Task requirements :: Scan the data below and pick out the lines containing the word "product".

>> Start

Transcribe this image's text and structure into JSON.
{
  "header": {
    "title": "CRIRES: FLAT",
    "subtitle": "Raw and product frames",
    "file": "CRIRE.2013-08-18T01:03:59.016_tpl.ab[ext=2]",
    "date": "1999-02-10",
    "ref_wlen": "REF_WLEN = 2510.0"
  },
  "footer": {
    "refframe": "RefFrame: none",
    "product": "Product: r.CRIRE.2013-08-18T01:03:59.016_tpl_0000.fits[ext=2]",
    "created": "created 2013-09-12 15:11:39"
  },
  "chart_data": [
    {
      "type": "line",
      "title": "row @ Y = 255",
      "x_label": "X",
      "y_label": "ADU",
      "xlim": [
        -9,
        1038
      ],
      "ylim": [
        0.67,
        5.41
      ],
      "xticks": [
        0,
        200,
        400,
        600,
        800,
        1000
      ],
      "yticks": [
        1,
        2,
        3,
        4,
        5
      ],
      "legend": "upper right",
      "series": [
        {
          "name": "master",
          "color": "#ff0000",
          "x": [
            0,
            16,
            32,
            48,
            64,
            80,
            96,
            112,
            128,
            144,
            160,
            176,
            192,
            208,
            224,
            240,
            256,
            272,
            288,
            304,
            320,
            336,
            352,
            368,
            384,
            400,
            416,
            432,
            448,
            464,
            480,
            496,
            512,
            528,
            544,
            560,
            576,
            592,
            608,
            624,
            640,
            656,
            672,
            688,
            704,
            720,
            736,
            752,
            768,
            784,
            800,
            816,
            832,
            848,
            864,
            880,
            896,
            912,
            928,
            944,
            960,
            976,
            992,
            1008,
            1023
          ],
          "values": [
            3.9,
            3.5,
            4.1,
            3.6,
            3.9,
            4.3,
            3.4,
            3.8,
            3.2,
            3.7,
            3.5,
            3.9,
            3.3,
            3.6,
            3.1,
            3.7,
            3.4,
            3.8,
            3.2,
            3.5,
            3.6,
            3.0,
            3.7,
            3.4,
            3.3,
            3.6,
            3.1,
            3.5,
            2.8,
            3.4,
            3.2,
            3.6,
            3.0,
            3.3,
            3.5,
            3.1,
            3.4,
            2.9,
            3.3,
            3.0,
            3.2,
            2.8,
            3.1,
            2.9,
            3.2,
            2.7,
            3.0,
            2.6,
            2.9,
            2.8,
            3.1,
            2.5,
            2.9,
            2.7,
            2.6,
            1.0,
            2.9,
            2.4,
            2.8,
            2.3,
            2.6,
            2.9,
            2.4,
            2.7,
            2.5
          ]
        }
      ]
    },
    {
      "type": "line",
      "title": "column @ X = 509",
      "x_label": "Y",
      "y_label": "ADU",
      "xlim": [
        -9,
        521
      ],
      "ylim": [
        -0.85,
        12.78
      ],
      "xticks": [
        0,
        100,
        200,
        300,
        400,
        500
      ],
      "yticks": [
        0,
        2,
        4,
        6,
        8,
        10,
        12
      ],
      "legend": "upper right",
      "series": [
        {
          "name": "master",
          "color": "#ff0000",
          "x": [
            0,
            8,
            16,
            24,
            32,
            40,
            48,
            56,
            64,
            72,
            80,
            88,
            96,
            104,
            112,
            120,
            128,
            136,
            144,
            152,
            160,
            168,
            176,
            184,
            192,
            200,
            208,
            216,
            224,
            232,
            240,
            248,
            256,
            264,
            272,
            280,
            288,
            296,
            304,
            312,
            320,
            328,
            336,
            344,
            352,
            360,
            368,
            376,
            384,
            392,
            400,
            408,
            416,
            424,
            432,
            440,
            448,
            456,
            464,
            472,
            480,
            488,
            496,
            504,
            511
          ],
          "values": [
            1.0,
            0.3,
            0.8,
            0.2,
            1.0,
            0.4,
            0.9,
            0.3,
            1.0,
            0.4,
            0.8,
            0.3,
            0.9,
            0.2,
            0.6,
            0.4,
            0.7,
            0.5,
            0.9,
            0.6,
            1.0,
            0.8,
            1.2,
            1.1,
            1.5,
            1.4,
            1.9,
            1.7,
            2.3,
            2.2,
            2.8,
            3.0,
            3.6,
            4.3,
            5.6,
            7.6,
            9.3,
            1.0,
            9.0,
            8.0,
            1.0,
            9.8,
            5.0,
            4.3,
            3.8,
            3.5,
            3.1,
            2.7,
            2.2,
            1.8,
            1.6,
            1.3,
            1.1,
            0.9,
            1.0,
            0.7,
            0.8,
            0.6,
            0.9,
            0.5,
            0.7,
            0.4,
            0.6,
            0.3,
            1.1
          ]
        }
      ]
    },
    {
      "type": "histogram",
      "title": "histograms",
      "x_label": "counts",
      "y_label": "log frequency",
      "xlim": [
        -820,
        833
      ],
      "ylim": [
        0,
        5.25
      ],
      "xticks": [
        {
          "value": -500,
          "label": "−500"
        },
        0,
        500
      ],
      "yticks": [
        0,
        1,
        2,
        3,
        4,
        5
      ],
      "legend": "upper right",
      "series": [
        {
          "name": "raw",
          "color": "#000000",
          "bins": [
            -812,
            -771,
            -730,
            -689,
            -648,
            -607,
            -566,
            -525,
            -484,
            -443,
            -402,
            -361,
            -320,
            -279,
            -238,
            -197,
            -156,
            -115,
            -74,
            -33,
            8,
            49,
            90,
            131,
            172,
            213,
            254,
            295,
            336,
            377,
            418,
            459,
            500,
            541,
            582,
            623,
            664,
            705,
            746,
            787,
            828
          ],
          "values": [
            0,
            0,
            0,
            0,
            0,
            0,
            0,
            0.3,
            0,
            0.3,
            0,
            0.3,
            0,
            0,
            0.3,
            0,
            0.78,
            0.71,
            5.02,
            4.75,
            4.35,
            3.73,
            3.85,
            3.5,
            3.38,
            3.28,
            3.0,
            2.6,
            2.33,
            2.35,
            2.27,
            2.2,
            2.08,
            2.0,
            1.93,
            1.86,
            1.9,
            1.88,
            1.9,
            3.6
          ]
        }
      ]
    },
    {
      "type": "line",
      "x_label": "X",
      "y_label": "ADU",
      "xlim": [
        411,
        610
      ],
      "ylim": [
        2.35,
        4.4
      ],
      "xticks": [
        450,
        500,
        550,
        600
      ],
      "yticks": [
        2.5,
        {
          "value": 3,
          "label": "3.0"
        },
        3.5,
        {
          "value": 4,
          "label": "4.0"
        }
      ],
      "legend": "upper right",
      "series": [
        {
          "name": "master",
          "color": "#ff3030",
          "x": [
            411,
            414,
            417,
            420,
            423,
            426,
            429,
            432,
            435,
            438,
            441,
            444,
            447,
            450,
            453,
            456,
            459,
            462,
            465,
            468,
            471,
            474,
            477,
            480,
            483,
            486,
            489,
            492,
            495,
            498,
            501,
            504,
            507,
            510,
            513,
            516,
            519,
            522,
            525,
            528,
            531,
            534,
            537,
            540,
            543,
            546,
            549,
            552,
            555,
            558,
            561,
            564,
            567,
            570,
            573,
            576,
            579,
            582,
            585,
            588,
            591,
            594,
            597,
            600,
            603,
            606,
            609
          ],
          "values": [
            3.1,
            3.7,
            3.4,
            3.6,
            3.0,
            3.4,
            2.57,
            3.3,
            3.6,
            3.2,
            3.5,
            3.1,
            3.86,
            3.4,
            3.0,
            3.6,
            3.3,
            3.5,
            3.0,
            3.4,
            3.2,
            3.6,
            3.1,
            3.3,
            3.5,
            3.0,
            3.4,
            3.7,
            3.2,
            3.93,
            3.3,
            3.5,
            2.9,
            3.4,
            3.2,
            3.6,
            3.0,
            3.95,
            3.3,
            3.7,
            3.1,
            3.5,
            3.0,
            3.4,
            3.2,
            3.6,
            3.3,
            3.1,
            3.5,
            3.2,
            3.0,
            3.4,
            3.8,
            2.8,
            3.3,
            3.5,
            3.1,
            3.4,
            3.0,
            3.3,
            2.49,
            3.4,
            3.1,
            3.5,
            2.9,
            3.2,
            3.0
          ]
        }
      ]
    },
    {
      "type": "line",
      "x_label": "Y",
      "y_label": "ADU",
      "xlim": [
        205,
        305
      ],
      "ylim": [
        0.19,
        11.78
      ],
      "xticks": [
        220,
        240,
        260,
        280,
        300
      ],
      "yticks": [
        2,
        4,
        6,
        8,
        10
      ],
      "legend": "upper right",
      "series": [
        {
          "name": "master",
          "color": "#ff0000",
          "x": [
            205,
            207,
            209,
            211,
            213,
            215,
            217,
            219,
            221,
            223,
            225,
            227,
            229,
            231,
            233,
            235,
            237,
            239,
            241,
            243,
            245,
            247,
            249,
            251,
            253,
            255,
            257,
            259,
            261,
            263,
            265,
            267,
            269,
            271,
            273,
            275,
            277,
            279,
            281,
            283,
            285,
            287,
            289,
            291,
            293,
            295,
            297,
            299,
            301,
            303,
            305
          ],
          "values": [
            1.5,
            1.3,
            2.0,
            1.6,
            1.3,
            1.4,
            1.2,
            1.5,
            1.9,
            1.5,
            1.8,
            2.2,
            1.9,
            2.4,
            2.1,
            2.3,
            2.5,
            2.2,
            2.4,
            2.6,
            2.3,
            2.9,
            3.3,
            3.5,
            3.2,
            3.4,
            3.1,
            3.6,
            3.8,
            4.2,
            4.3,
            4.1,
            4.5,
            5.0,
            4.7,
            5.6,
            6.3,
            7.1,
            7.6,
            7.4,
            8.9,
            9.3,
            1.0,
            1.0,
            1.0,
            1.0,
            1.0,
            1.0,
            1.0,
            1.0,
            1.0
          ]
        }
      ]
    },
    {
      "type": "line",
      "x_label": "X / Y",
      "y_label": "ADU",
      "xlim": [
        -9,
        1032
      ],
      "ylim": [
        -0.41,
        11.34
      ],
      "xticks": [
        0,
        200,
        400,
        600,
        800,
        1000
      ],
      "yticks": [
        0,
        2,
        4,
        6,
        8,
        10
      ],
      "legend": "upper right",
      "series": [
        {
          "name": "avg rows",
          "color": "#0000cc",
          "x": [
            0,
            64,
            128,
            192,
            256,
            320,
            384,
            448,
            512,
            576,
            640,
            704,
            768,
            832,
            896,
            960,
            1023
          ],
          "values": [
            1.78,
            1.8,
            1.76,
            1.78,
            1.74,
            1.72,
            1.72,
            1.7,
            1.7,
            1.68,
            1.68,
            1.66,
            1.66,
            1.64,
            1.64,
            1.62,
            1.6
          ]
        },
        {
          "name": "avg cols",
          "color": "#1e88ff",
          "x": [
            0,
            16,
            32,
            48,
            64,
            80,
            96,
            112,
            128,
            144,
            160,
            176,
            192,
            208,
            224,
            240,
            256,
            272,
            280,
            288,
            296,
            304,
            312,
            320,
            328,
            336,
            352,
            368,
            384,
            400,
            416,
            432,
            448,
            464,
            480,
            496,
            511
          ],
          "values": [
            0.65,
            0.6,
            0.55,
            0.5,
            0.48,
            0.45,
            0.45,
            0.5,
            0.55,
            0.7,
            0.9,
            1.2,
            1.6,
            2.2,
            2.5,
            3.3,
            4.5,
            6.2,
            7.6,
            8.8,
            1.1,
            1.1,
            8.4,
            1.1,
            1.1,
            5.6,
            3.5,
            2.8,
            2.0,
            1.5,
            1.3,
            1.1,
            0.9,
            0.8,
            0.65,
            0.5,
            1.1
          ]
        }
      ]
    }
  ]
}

>> End

Answer for this exercise ::
    "subtitle": "Raw and product frames",
    "product": "Product: r.CRIRE.2013-08-18T01:03:59.016_tpl_0000.fits[ext=2]",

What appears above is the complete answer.